Stated exercise:
Print every line of the listing exactly, please.

Data supplied:
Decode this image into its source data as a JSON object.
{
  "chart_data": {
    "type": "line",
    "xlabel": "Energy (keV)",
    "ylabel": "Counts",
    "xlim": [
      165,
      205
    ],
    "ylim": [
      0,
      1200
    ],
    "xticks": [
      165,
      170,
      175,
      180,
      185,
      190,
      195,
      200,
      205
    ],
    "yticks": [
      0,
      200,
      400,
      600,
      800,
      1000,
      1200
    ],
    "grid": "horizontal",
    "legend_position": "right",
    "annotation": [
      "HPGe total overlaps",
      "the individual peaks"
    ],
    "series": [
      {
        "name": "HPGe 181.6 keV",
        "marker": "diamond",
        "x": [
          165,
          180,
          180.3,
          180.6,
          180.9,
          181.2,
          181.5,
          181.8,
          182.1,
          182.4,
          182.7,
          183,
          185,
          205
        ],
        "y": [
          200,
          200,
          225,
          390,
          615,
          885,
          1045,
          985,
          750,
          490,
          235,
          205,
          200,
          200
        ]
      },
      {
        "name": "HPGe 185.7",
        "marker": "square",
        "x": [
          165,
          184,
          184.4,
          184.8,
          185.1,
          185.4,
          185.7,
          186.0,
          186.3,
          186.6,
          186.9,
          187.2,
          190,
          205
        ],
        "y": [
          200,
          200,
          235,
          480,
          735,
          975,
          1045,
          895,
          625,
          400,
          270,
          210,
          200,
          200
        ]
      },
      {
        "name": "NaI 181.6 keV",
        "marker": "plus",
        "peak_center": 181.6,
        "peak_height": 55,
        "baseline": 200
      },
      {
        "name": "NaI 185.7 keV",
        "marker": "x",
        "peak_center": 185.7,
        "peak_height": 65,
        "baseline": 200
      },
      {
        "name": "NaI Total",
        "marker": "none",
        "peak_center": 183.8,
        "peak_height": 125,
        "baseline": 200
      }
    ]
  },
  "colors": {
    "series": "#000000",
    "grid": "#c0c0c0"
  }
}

Result:
Decode this image into its source data as a JSON object.
{
  "chart_data": {
    "type": "line",
    "xlabel": "Energy (keV)",
    "ylabel": "Counts",
    "xlim": [
      165,
      205
    ],
    "ylim": [
      0,
      1200
    ],
    "xticks": [
      165,
      170,
      175,
      180,
      185,
      190,
      195,
      200,
      205
    ],
    "yticks": [
      0,
      200,
      400,
      600,
      800,
      1000,
      1200
    ],
    "grid": "horizontal",
    "legend_position": "right",
    "annotation": [
      "HPGe total overlaps",
      "the individual peaks"
    ],
    "series": [
      {
        "name": "HPGe 181.6 keV",
        "marker": "diamond",
        "x": [
          165,
          180,
          180.3,
          180.6,
          180.9,
          181.2,
          181.5,
          181.8,
          182.1,
          182.4,
          182.7,
          183,
          185,
          205
        ],
        "y": [
          200,
          200,
          225,
          390,
          615,
          885,
          1045,
          985,
          750,
          490,
          235,
          205,
          200,
          200
        ]
      },
      {
        "name": "HPGe 185.7",
        "marker": "square",
        "x": [
          165,
          184,
          184.4,
          184.8,
          185.1,
          185.4,
          185.7,
          186.0,
          186.3,
          186.6,
          186.9,
          187.2,
          190,
          205
        ],
        "y": [
          200,
          200,
          235,
          480,
          735,
          975,
          1045,
          895,
          625,
          400,
          270,
          210,
          200,
          200
        ]
      },
      {
        "name": "NaI 181.6 keV",
        "marker": "plus",
        "peak_center": 181.6,
        "peak_height": 55,
        "baseline": 200
      },
      {
        "name": "NaI 185.7 keV",
        "marker": "x",
        "peak_center": 185.7,
        "peak_height": 65,
        "baseline": 200
      },
      {
        "name": "NaI Total",
        "marker": "none",
        "peak_center": 183.8,
        "peak_height": 125,
        "baseline": 200
      }
    ]
  },
  "colors": {
    "series": "#000000",
    "grid": "#c0c0c0"
  }
}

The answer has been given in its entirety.